### WORK TO COMPLETE
Write out every entry, unchanged. Skip any picture.

***** AVAILABLE DATA *****

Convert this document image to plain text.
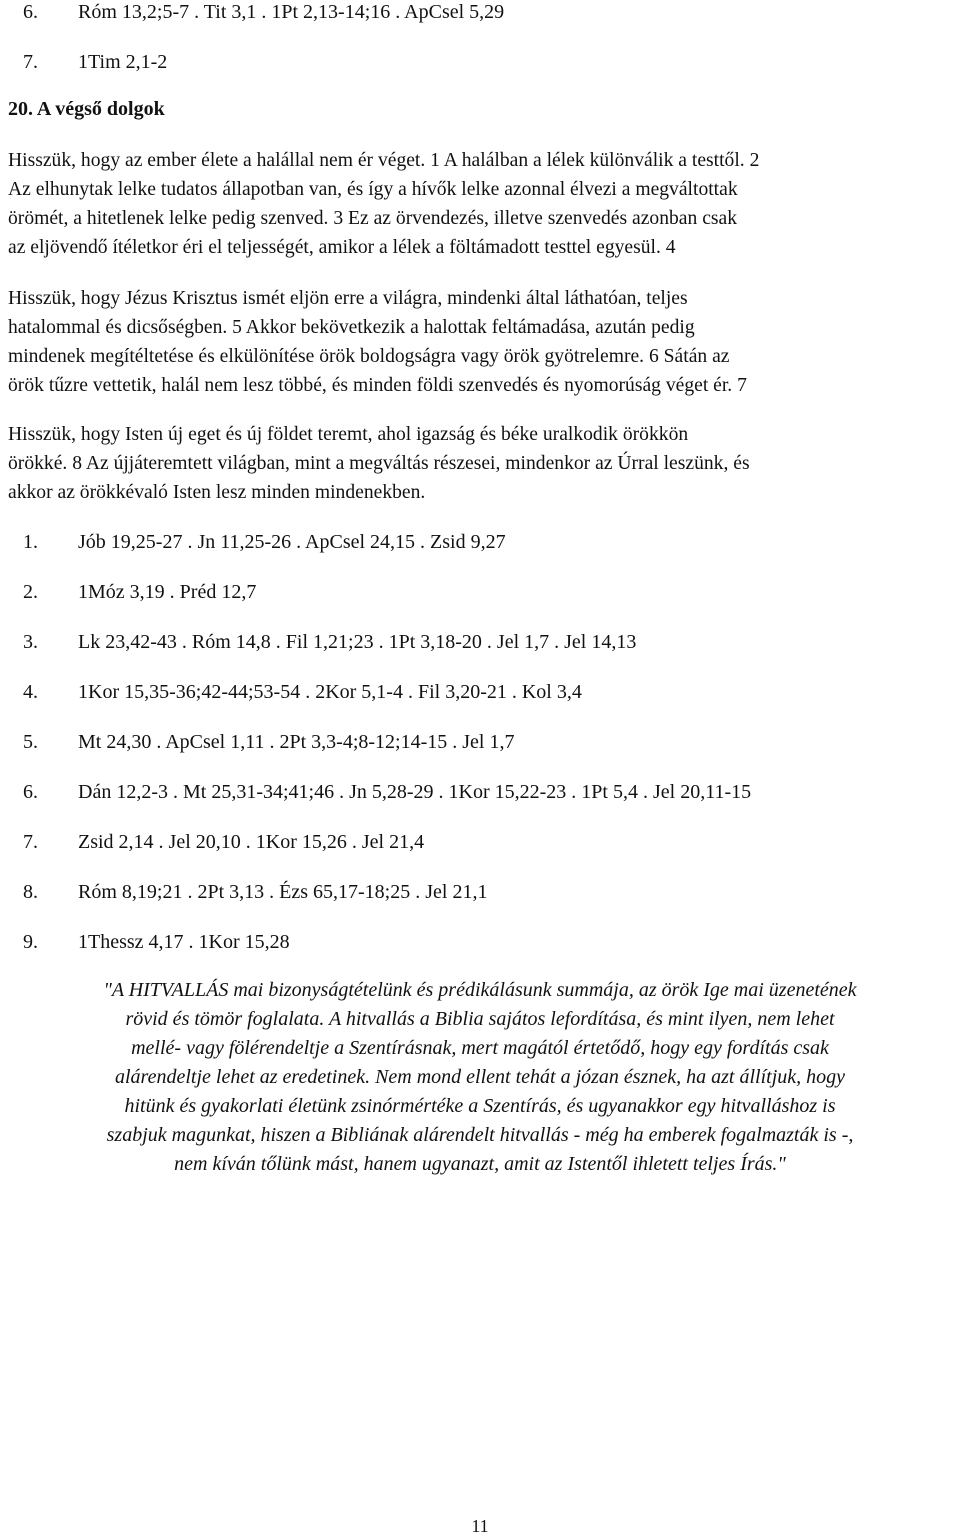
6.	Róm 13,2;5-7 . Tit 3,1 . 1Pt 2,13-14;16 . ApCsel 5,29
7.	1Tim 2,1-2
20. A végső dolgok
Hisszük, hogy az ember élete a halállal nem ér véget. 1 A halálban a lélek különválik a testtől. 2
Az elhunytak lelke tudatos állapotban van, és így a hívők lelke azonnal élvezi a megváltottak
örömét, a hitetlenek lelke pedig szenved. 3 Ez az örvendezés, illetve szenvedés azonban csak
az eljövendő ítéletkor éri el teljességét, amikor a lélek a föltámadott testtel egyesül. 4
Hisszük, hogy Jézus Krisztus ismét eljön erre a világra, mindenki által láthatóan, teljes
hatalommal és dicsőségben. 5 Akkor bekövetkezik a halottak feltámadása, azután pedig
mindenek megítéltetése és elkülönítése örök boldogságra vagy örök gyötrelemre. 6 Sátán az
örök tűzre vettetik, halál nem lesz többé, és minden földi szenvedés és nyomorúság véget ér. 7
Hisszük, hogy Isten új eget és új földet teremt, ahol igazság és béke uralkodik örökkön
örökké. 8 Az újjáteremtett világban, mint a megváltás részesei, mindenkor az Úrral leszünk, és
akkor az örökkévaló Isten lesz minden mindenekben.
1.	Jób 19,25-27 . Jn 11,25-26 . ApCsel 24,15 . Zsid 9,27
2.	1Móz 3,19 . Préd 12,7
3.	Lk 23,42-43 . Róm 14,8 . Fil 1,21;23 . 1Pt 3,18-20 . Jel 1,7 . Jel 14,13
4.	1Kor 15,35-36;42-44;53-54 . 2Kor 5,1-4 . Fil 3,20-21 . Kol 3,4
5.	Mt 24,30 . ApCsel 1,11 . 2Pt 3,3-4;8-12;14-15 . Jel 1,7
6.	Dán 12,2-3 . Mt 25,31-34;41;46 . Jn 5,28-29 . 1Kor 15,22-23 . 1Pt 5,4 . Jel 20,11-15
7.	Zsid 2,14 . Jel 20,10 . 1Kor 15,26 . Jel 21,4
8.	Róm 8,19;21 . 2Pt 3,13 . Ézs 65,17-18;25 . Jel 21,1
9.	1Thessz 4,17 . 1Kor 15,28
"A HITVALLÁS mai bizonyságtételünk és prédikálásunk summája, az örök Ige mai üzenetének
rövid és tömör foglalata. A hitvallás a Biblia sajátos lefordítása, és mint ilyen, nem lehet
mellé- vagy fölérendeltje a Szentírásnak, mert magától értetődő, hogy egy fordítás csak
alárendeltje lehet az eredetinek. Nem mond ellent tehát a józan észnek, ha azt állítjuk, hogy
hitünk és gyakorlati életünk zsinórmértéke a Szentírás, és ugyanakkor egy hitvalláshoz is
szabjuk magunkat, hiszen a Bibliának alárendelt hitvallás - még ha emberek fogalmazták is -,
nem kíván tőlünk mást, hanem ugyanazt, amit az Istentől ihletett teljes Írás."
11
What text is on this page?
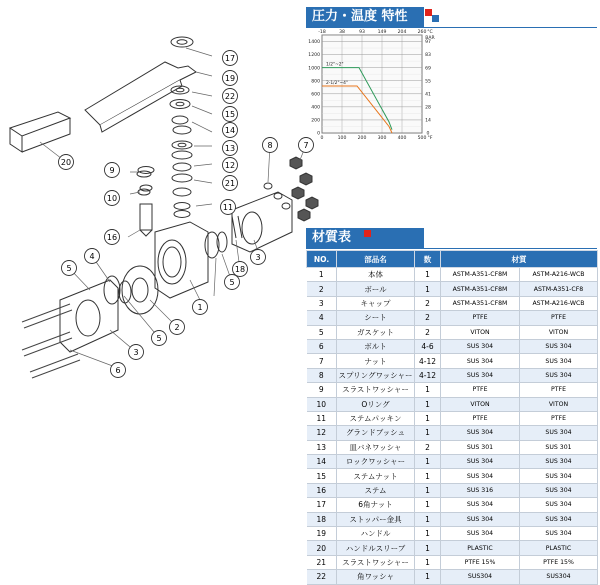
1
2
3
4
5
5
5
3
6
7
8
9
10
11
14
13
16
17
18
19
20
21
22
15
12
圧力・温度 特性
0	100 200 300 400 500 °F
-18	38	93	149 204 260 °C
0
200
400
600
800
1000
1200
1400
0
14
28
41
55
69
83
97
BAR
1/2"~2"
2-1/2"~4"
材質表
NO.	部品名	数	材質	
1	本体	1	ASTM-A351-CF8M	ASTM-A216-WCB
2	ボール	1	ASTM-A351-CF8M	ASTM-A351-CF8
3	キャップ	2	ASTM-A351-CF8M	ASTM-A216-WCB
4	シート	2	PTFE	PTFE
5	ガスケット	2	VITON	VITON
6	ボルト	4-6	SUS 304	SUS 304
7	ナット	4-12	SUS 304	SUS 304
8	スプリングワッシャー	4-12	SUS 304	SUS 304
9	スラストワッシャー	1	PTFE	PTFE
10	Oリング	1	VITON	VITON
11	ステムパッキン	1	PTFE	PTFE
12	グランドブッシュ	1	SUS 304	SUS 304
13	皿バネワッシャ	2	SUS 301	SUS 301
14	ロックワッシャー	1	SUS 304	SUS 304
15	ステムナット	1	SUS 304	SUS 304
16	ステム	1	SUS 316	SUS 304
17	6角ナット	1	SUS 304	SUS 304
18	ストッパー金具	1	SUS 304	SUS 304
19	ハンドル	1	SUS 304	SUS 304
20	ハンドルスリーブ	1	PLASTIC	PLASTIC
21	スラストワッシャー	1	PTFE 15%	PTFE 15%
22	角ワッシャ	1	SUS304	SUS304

*****

### WORKED SOLUTION
Convert this document image to plain text.
6.	Róm 13,2;5-7 . Tit 3,1 . 1Pt 2,13-14;16 . ApCsel 5,29
7.	1Tim 2,1-2
20. A végső dolgok
Hisszük, hogy az ember élete a halállal nem ér véget. 1 A halálban a lélek különválik a testtől. 2
Az elhunytak lelke tudatos állapotban van, és így a hívők lelke azonnal élvezi a megváltottak
örömét, a hitetlenek lelke pedig szenved. 3 Ez az örvendezés, illetve szenvedés azonban csak
az eljövendő ítéletkor éri el teljességét, amikor a lélek a föltámadott testtel egyesül. 4
Hisszük, hogy Jézus Krisztus ismét eljön erre a világra, mindenki által láthatóan, teljes
hatalommal és dicsőségben. 5 Akkor bekövetkezik a halottak feltámadása, azután pedig
mindenek megítéltetése és elkülönítése örök boldogságra vagy örök gyötrelemre. 6 Sátán az
örök tűzre vettetik, halál nem lesz többé, és minden földi szenvedés és nyomorúság véget ér. 7
Hisszük, hogy Isten új eget és új földet teremt, ahol igazság és béke uralkodik örökkön
örökké. 8 Az újjáteremtett világban, mint a megváltás részesei, mindenkor az Úrral leszünk, és
akkor az örökkévaló Isten lesz minden mindenekben.
1.	Jób 19,25-27 . Jn 11,25-26 . ApCsel 24,15 . Zsid 9,27
2.	1Móz 3,19 . Préd 12,7
3.	Lk 23,42-43 . Róm 14,8 . Fil 1,21;23 . 1Pt 3,18-20 . Jel 1,7 . Jel 14,13
4.	1Kor 15,35-36;42-44;53-54 . 2Kor 5,1-4 . Fil 3,20-21 . Kol 3,4
5.	Mt 24,30 . ApCsel 1,11 . 2Pt 3,3-4;8-12;14-15 . Jel 1,7
6.	Dán 12,2-3 . Mt 25,31-34;41;46 . Jn 5,28-29 . 1Kor 15,22-23 . 1Pt 5,4 . Jel 20,11-15
7.	Zsid 2,14 . Jel 20,10 . 1Kor 15,26 . Jel 21,4
8.	Róm 8,19;21 . 2Pt 3,13 . Ézs 65,17-18;25 . Jel 21,1
9.	1Thessz 4,17 . 1Kor 15,28
"A HITVALLÁS mai bizonyságtételünk és prédikálásunk summája, az örök Ige mai üzenetének
rövid és tömör foglalata. A hitvallás a Biblia sajátos lefordítása, és mint ilyen, nem lehet
mellé- vagy fölérendeltje a Szentírásnak, mert magától értetődő, hogy egy fordítás csak
alárendeltje lehet az eredetinek. Nem mond ellent tehát a józan észnek, ha azt állítjuk, hogy
hitünk és gyakorlati életünk zsinórmértéke a Szentírás, és ugyanakkor egy hitvalláshoz is
szabjuk magunkat, hiszen a Bibliának alárendelt hitvallás - még ha emberek fogalmazták is -,
nem kíván tőlünk mást, hanem ugyanazt, amit az Istentől ihletett teljes Írás."
11
What text is on this page?
1
2
3
4
5
5
5
3
6
7
8
9
10
11
14
13
16
17
18
19
20
21
22
15
12
圧力・温度 特性
0	100 200 300 400 500 °F
-18	38	93	149 204 260 °C
0
200
400
600
800
1000
1200
1400
0
14
28
41
55
69
83
97
BAR
1/2"~2"
2-1/2"~4"
材質表
NO.	部品名	数	材質	
1	本体	1	ASTM-A351-CF8M	ASTM-A216-WCB
2	ボール	1	ASTM-A351-CF8M	ASTM-A351-CF8
3	キャップ	2	ASTM-A351-CF8M	ASTM-A216-WCB
4	シート	2	PTFE	PTFE
5	ガスケット	2	VITON	VITON
6	ボルト	4-6	SUS 304	SUS 304
7	ナット	4-12	SUS 304	SUS 304
8	スプリングワッシャー	4-12	SUS 304	SUS 304
9	スラストワッシャー	1	PTFE	PTFE
10	Oリング	1	VITON	VITON
11	ステムパッキン	1	PTFE	PTFE
12	グランドブッシュ	1	SUS 304	SUS 304
13	皿バネワッシャ	2	SUS 301	SUS 301
14	ロックワッシャー	1	SUS 304	SUS 304
15	ステムナット	1	SUS 304	SUS 304
16	ステム	1	SUS 316	SUS 304
17	6角ナット	1	SUS 304	SUS 304
18	ストッパー金具	1	SUS 304	SUS 304
19	ハンドル	1	SUS 304	SUS 304
20	ハンドルスリーブ	1	PLASTIC	PLASTIC
21	スラストワッシャー	1	PTFE 15%	PTFE 15%
22	角ワッシャ	1	SUS304	SUS304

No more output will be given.